● **What you need to do**
A – Can you return the portion of the Segmind key concepts page starting at "Effective prompting is" and ending at "number of tokens.", copied word for word?
B – Could you condense the paragraph of the Segmind key concepts page that begins "Prompts are textual inputs" into a short bulleted list that keeps its main facts?

● **Supplied passage**
------------

Key Concepts
Key Concepts
Models
Model is a type of machine learning model that is trained to generate new data, such as text, images, audio, or video, based on the patterns and relationships it has learned from a training dataset. To see the list of all public models on Segmind, go to segmind.com/models and filter by models.
PixelFlow GUI
Pixelflow is a node based tool that gives developer and creators the ability to access a myriad of open-sourced models and seamlessly string them together to create highly tailored AI workflows.
PixelFlow APIs
Workflows created on PixelFlow GUI can be converted into APIs for simpler calling from your application. You can mark the inputs and outputs to a workflows to convert them into PixelFlow APIs.
Playground
Playgrounds allow you to use a single model via its model page. This is a simple form interface to give in the inputs and view the outputs without using an API key.
Fine-tuning
Segmind support fine tuning SDXL model. Fine-tuning refers to the process of taking a pre-trained Stable Diffusion model, which is a powerful text-to-image generative AI model, and further training it on a specific dataset to specialize it for a particular domain or task.
Prompts
Prompts are textual inputs or instructions provided to generative AI models like text-to-image, image-to-image, and language models. For text-to-image models, prompts describe the desired visual content, guiding the generation of images. In image-to-image models, prompts specify the desired modifications or transformations to an existing image. Language models use prompts as context or starting points for generating human-like text.
Effective prompting is crucial, as the quality and specificity of prompts significantly influence the model's output. Prompt engineering involves carefully crafting prompts to elicit the desired responses, often requiring experimentation and iterative refinement for optimal results.
Tokens
Tokens are the basic units of text that large language models (LLMs) process and generate, typically subword units like words, punctuation, or word pieces. LLMs are charged per token because tokenizing inputs, generating outputs, and the overall computational cost scale with the number of tokens.

------------

Records drawn from a dataset:

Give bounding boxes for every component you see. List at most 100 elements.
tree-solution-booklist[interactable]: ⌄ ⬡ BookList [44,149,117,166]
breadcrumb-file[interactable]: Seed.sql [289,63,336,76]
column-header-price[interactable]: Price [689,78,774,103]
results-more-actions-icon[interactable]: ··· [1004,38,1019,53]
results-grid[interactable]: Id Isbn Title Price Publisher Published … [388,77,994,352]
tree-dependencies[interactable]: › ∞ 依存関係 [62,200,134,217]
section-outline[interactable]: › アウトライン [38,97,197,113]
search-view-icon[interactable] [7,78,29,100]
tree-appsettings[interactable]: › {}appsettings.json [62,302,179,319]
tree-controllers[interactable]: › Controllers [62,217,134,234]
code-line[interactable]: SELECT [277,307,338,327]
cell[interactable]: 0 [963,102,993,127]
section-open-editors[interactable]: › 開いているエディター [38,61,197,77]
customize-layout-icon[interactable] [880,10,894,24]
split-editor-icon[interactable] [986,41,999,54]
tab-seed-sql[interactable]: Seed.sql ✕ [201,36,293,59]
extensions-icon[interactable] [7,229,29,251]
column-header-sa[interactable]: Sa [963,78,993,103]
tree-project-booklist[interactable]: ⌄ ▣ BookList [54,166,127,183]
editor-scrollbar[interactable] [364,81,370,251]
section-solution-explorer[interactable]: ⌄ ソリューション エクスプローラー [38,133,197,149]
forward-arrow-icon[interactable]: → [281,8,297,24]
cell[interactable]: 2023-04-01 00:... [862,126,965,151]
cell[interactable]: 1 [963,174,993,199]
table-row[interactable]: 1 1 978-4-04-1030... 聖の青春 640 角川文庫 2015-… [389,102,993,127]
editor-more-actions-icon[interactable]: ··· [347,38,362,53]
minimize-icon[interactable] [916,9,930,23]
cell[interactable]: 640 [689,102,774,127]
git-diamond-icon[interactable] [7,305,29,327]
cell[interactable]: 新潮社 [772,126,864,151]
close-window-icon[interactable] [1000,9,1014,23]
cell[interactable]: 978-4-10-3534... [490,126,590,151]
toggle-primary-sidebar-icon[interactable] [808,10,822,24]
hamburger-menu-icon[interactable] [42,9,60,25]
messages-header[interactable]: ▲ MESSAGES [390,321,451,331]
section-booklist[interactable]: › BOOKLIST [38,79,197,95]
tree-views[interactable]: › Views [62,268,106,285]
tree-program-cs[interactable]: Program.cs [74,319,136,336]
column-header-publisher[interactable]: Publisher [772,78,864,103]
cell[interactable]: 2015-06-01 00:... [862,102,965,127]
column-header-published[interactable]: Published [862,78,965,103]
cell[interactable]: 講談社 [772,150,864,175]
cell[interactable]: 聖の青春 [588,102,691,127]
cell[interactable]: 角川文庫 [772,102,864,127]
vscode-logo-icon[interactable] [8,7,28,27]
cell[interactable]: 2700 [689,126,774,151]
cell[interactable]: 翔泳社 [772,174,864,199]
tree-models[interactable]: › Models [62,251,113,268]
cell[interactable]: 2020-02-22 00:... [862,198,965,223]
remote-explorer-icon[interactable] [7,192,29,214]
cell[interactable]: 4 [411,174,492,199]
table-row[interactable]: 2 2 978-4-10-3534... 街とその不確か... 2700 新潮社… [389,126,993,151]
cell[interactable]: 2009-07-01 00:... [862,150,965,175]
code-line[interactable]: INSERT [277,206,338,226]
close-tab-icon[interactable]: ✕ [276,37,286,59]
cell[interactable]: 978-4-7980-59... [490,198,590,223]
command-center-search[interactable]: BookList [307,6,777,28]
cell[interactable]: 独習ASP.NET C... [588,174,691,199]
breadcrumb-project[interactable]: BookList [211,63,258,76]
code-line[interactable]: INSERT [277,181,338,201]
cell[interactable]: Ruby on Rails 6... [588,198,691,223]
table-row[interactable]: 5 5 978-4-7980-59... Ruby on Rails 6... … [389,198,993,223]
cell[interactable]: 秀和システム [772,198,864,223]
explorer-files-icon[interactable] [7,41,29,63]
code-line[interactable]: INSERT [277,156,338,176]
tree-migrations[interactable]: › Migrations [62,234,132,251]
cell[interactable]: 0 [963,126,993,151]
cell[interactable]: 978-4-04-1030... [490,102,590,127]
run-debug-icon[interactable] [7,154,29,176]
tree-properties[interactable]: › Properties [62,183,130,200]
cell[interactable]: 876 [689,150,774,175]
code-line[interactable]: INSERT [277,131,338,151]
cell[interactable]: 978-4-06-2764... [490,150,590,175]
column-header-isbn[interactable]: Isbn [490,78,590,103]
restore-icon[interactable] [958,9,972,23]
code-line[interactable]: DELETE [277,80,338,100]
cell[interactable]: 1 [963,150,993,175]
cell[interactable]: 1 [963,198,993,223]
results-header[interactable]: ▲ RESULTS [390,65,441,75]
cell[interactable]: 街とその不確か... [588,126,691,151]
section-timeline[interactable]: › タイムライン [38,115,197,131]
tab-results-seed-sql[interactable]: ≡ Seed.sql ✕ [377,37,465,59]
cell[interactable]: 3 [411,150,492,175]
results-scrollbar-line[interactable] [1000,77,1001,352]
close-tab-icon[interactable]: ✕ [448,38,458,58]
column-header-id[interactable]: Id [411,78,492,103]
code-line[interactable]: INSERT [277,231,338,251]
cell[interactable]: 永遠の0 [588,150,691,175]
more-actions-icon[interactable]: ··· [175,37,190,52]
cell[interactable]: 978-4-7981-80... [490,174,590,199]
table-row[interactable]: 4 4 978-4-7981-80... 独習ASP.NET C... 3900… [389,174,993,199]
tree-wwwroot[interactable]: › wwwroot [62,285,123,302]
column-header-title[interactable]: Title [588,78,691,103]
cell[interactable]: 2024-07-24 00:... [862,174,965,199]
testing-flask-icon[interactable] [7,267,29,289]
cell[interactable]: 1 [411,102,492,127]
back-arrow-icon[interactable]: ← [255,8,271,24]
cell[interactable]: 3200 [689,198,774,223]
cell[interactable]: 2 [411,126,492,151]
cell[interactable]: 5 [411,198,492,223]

------------

● **Your written answers**
A –
Effective prompting is crucial, as the quality and specificity of prompts significantly influence the model's output. Prompt engineering involves carefully crafting prompts to elicit the desired responses, often requiring experimentation and iterative refinement for optimal results.
Tokens
Tokens are the basic units of text that large language models (LLMs) process and generate, typically subword units like words, punctuation, or word pieces. LLMs are charged per token because tokenizing inputs, generating outputs, and the overall computational cost scale with the number of tokens.

B –
- Prompts are textual inputs or instructions given to generative AI models, such as text-to-image, image-to-image and language models.
- Text-to-image: prompts describe the desired visual content and guide image generation.
- Image-to-image: prompts specify the desired modifications or transformations to an existing image.
- Language models: prompts serve as context or starting points for generating human-like text.